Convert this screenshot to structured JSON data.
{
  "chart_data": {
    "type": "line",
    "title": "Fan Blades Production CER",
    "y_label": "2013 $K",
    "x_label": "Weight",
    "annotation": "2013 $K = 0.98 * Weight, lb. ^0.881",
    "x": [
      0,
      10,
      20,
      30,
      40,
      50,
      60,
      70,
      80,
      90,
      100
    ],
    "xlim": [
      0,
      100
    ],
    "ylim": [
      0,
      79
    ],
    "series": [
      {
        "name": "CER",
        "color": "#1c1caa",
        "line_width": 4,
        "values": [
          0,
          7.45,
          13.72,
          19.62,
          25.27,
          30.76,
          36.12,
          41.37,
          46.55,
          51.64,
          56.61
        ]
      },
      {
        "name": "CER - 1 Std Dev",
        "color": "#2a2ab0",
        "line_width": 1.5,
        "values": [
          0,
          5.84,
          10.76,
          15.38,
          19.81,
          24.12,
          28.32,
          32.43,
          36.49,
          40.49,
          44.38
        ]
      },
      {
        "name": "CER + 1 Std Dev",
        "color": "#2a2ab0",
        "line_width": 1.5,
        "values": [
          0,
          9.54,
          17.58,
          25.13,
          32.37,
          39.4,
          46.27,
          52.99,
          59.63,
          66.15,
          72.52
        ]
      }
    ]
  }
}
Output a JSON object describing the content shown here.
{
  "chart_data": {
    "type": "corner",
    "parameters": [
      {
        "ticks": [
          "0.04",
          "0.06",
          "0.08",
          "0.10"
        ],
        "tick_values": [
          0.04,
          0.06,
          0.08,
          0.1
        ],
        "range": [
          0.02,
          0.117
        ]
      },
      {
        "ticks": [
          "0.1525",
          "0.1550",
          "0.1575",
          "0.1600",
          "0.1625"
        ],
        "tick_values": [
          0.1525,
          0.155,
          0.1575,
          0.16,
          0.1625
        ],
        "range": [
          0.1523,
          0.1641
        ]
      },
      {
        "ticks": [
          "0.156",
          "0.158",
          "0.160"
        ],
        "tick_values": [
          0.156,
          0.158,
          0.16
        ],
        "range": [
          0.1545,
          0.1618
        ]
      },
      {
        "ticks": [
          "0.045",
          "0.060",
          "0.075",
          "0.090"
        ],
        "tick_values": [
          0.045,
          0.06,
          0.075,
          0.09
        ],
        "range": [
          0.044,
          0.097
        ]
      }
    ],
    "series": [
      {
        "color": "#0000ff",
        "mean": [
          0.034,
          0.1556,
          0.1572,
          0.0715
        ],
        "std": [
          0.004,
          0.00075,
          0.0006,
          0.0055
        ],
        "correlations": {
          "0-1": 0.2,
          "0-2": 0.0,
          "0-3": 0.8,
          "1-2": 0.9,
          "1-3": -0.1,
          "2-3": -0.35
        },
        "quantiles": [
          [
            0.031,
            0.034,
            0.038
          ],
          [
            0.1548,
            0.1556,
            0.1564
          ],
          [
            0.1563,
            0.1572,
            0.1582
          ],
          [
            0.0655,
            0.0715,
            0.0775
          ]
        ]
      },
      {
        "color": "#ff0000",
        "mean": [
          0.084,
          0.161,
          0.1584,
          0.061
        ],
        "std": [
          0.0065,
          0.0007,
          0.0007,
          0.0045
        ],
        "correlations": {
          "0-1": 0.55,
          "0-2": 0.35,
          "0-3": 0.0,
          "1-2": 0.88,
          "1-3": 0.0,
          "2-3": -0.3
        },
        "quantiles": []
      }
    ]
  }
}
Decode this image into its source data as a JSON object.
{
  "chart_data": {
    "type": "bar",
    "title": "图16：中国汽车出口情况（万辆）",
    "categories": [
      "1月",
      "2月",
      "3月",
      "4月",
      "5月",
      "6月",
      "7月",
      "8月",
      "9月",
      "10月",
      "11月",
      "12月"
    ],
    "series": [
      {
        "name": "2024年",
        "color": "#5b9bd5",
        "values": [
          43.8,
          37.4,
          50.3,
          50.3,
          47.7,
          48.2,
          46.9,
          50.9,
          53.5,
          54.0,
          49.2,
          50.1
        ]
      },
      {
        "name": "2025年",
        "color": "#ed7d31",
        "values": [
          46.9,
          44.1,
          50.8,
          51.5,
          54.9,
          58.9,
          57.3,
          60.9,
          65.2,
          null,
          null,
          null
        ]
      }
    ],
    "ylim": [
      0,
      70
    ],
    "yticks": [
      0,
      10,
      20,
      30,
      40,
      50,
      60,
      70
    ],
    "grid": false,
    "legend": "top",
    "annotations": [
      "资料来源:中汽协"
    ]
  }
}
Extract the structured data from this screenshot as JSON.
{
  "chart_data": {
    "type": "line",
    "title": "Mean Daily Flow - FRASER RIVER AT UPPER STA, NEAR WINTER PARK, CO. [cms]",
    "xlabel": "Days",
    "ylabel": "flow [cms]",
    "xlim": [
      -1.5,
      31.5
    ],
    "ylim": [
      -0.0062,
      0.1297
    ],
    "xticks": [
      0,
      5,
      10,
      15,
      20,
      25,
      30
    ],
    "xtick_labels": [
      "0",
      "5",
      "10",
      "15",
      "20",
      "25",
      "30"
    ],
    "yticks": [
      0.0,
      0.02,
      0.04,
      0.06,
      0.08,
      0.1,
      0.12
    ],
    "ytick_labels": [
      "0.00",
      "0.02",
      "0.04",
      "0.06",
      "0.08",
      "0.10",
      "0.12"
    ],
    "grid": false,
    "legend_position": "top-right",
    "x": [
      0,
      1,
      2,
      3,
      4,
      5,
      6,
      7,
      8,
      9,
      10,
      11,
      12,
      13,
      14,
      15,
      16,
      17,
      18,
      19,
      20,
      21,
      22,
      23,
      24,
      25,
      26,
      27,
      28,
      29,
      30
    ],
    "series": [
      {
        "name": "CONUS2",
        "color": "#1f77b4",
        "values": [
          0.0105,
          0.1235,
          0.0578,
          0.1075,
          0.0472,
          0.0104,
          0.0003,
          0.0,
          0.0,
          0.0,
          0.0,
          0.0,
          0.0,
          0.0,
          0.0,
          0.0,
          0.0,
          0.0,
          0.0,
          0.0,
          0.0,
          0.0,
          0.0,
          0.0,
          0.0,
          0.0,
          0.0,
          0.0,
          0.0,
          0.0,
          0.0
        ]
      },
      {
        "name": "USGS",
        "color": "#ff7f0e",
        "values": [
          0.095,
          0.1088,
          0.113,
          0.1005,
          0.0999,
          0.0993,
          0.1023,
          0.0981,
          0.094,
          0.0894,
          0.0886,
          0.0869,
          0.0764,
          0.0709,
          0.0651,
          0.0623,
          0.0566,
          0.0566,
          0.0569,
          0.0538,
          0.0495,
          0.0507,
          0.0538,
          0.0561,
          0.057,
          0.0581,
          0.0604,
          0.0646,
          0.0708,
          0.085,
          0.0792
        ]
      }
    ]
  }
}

□ □ □ □ □

Recopy all the lines exactly as they appear.

Convert this screenshot to structured JSON data.
{
  "chart_data": {
    "type": "line",
    "title": "Fan Blades Production CER",
    "y_label": "2013 $K",
    "x_label": "Weight",
    "annotation": "2013 $K = 0.98 * Weight, lb. ^0.881",
    "x": [
      0,
      10,
      20,
      30,
      40,
      50,
      60,
      70,
      80,
      90,
      100
    ],
    "xlim": [
      0,
      100
    ],
    "ylim": [
      0,
      79
    ],
    "series": [
      {
        "name": "CER",
        "color": "#1c1caa",
        "line_width": 4,
        "values": [
          0,
          7.45,
          13.72,
          19.62,
          25.27,
          30.76,
          36.12,
          41.37,
          46.55,
          51.64,
          56.61
        ]
      },
      {
        "name": "CER - 1 Std Dev",
        "color": "#2a2ab0",
        "line_width": 1.5,
        "values": [
          0,
          5.84,
          10.76,
          15.38,
          19.81,
          24.12,
          28.32,
          32.43,
          36.49,
          40.49,
          44.38
        ]
      },
      {
        "name": "CER + 1 Std Dev",
        "color": "#2a2ab0",
        "line_width": 1.5,
        "values": [
          0,
          9.54,
          17.58,
          25.13,
          32.37,
          39.4,
          46.27,
          52.99,
          59.63,
          66.15,
          72.52
        ]
      }
    ]
  }
}
Output a JSON object describing the content shown here.
{
  "chart_data": {
    "type": "corner",
    "parameters": [
      {
        "ticks": [
          "0.04",
          "0.06",
          "0.08",
          "0.10"
        ],
        "tick_values": [
          0.04,
          0.06,
          0.08,
          0.1
        ],
        "range": [
          0.02,
          0.117
        ]
      },
      {
        "ticks": [
          "0.1525",
          "0.1550",
          "0.1575",
          "0.1600",
          "0.1625"
        ],
        "tick_values": [
          0.1525,
          0.155,
          0.1575,
          0.16,
          0.1625
        ],
        "range": [
          0.1523,
          0.1641
        ]
      },
      {
        "ticks": [
          "0.156",
          "0.158",
          "0.160"
        ],
        "tick_values": [
          0.156,
          0.158,
          0.16
        ],
        "range": [
          0.1545,
          0.1618
        ]
      },
      {
        "ticks": [
          "0.045",
          "0.060",
          "0.075",
          "0.090"
        ],
        "tick_values": [
          0.045,
          0.06,
          0.075,
          0.09
        ],
        "range": [
          0.044,
          0.097
        ]
      }
    ],
    "series": [
      {
        "color": "#0000ff",
        "mean": [
          0.034,
          0.1556,
          0.1572,
          0.0715
        ],
        "std": [
          0.004,
          0.00075,
          0.0006,
          0.0055
        ],
        "correlations": {
          "0-1": 0.2,
          "0-2": 0.0,
          "0-3": 0.8,
          "1-2": 0.9,
          "1-3": -0.1,
          "2-3": -0.35
        },
        "quantiles": [
          [
            0.031,
            0.034,
            0.038
          ],
          [
            0.1548,
            0.1556,
            0.1564
          ],
          [
            0.1563,
            0.1572,
            0.1582
          ],
          [
            0.0655,
            0.0715,
            0.0775
          ]
        ]
      },
      {
        "color": "#ff0000",
        "mean": [
          0.084,
          0.161,
          0.1584,
          0.061
        ],
        "std": [
          0.0065,
          0.0007,
          0.0007,
          0.0045
        ],
        "correlations": {
          "0-1": 0.55,
          "0-2": 0.35,
          "0-3": 0.0,
          "1-2": 0.88,
          "1-3": 0.0,
          "2-3": -0.3
        },
        "quantiles": []
      }
    ]
  }
}
Decode this image into its source data as a JSON object.
{
  "chart_data": {
    "type": "bar",
    "title": "图16：中国汽车出口情况（万辆）",
    "categories": [
      "1月",
      "2月",
      "3月",
      "4月",
      "5月",
      "6月",
      "7月",
      "8月",
      "9月",
      "10月",
      "11月",
      "12月"
    ],
    "series": [
      {
        "name": "2024年",
        "color": "#5b9bd5",
        "values": [
          43.8,
          37.4,
          50.3,
          50.3,
          47.7,
          48.2,
          46.9,
          50.9,
          53.5,
          54.0,
          49.2,
          50.1
        ]
      },
      {
        "name": "2025年",
        "color": "#ed7d31",
        "values": [
          46.9,
          44.1,
          50.8,
          51.5,
          54.9,
          58.9,
          57.3,
          60.9,
          65.2,
          null,
          null,
          null
        ]
      }
    ],
    "ylim": [
      0,
      70
    ],
    "yticks": [
      0,
      10,
      20,
      30,
      40,
      50,
      60,
      70
    ],
    "grid": false,
    "legend": "top",
    "annotations": [
      "资料来源:中汽协"
    ]
  }
}
Extract the structured data from this screenshot as JSON.
{
  "chart_data": {
    "type": "line",
    "title": "Mean Daily Flow - FRASER RIVER AT UPPER STA, NEAR WINTER PARK, CO. [cms]",
    "xlabel": "Days",
    "ylabel": "flow [cms]",
    "xlim": [
      -1.5,
      31.5
    ],
    "ylim": [
      -0.0062,
      0.1297
    ],
    "xticks": [
      0,
      5,
      10,
      15,
      20,
      25,
      30
    ],
    "xtick_labels": [
      "0",
      "5",
      "10",
      "15",
      "20",
      "25",
      "30"
    ],
    "yticks": [
      0.0,
      0.02,
      0.04,
      0.06,
      0.08,
      0.1,
      0.12
    ],
    "ytick_labels": [
      "0.00",
      "0.02",
      "0.04",
      "0.06",
      "0.08",
      "0.10",
      "0.12"
    ],
    "grid": false,
    "legend_position": "top-right",
    "x": [
      0,
      1,
      2,
      3,
      4,
      5,
      6,
      7,
      8,
      9,
      10,
      11,
      12,
      13,
      14,
      15,
      16,
      17,
      18,
      19,
      20,
      21,
      22,
      23,
      24,
      25,
      26,
      27,
      28,
      29,
      30
    ],
    "series": [
      {
        "name": "CONUS2",
        "color": "#1f77b4",
        "values": [
          0.0105,
          0.1235,
          0.0578,
          0.1075,
          0.0472,
          0.0104,
          0.0003,
          0.0,
          0.0,
          0.0,
          0.0,
          0.0,
          0.0,
          0.0,
          0.0,
          0.0,
          0.0,
          0.0,
          0.0,
          0.0,
          0.0,
          0.0,
          0.0,
          0.0,
          0.0,
          0.0,
          0.0,
          0.0,
          0.0,
          0.0,
          0.0
        ]
      },
      {
        "name": "USGS",
        "color": "#ff7f0e",
        "values": [
          0.095,
          0.1088,
          0.113,
          0.1005,
          0.0999,
          0.0993,
          0.1023,
          0.0981,
          0.094,
          0.0894,
          0.0886,
          0.0869,
          0.0764,
          0.0709,
          0.0651,
          0.0623,
          0.0566,
          0.0566,
          0.0569,
          0.0538,
          0.0495,
          0.0507,
          0.0538,
          0.0561,
          0.057,
          0.0581,
          0.0604,
          0.0646,
          0.0708,
          0.085,
          0.0792
        ]
      }
    ]
  }
}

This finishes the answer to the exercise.